**WHAT IS BEING ASKED**
Return each line holding the string "cdot".

● ● ●

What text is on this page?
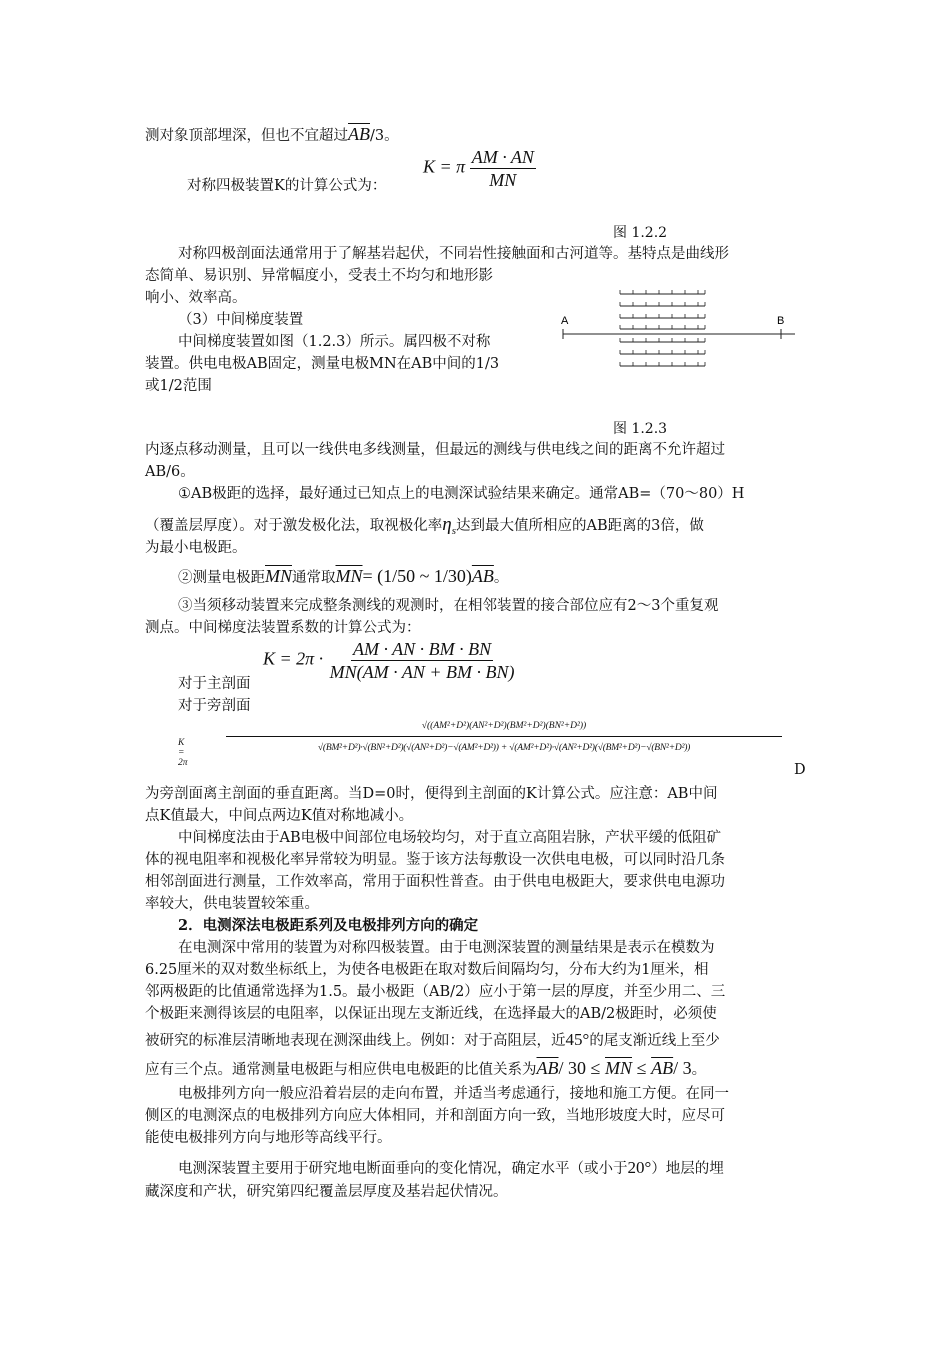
测对象顶部埋深，但也不宜超过$\overline{AB}/3$。
K = π $\frac{AM \cdot AN}{MN}$
对称四极装置K的计算公式为：
图 1.2.2
对称四极剖面法通常用于了解基岩起伏，不同岩性接触面和古河道等。基特点是曲线形
态简单、易识别、异常幅度小，受表土不均匀和地形影
响小、效率高。
（3）中间梯度装置
中间梯度装置如图（1.2.3）所示。属四极不对称
装置。供电电极AB固定，测量电极MN在AB中间的1/3
或1/2范围
A	B
图 1.2.3
内逐点移动测量，且可以一线供电多线测量，但最远的测线与供电线之间的距离不允许超过
AB/6。
①AB极距的选择，最好通过已知点上的电测深试验结果来确定。通常AB=（70～80）H
（覆盖层厚度）。对于激发极化法，取视极化率$\eta_s$达到最大值所相应的AB距离的3倍，做
为最小电极距。
②测量电极距$\overline{MN}$通常取$\overline{MN}= (1/50$ ~ $1/30)\overline{AB}$。
③当须移动装置来完成整条测线的观测时，在相邻装置的接合部位应有2～3个重复观
测点。中间梯度法装置系数的计算公式为：
$K = 2\pi \cdot \frac{AM \cdot AN \cdot BM \cdot BN}{MN(AM \cdot AN + BM \cdot BN)}$
对于主剖面
对于旁剖面
K = 2π
√((AM²+D²)(AN²+D²)(BM²+D²)(BN²+D²))
√(BM²+D²)·√(BN²+D²)(√(AN²+D²)−√(AM²+D²)) + √(AM²+D²)·√(AN²+D²)(√(BM²+D²)−√(BN²+D²))
D
为旁剖面离主剖面的垂直距离。当D=0时，便得到主剖面的K计算公式。应注意：AB中间
点K值最大，中间点两边K值对称地减小。
中间梯度法由于AB电极中间部位电场较均匀，对于直立高阻岩脉，产状平缓的低阻矿
体的视电阻率和视极化率异常较为明显。鉴于该方法每敷设一次供电电极，可以同时沿几条
相邻剖面进行测量，工作效率高，常用于面积性普查。由于供电电极距大，要求供电电源功
率较大，供电装置较笨重。
2．电测深法电极距系列及电极排列方向的确定
在电测深中常用的装置为对称四极装置。由于电测深装置的测量结果是表示在模数为
6.25厘米的双对数坐标纸上，为使各电极距在取对数后间隔均匀，分布大约为1厘米，相
邻两极距的比值通常选择为1.5。最小极距（AB/2）应小于第一层的厚度，并至少用二、三
个极距来测得该层的电阻率，以保证出现左支渐近线，在选择最大的AB/2极距时，必须使
被研究的标准层清晰地表现在测深曲线上。例如：对于高阻层，近45°的尾支渐近线上至少
应有三个点。通常测量电极距与相应供电电极距的比值关系为$\overline{AB}/$ $30 \le \overline{MN} \le \overline{AB}/$ 3。
电极排列方向一般应沿着岩层的走向布置，并适当考虑通行，接地和施工方便。在同一
侧区的电测深点的电极排列方向应大体相同，并和剖面方向一致，当地形坡度大时，应尽可
能使电极排列方向与地形等高线平行。
电测深装置主要用于研究地电断面垂向的变化情况，确定水平（或小于20°）地层的埋
藏深度和产状，研究第四纪覆盖层厚度及基岩起伏情况。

● ● ●

**EXERCISE RESULT**
K = π $\frac{AM \cdot AN}{MN}$
$K = 2\pi \cdot \frac{AM \cdot AN \cdot BM \cdot BN}{MN(AM \cdot AN + BM \cdot BN)}$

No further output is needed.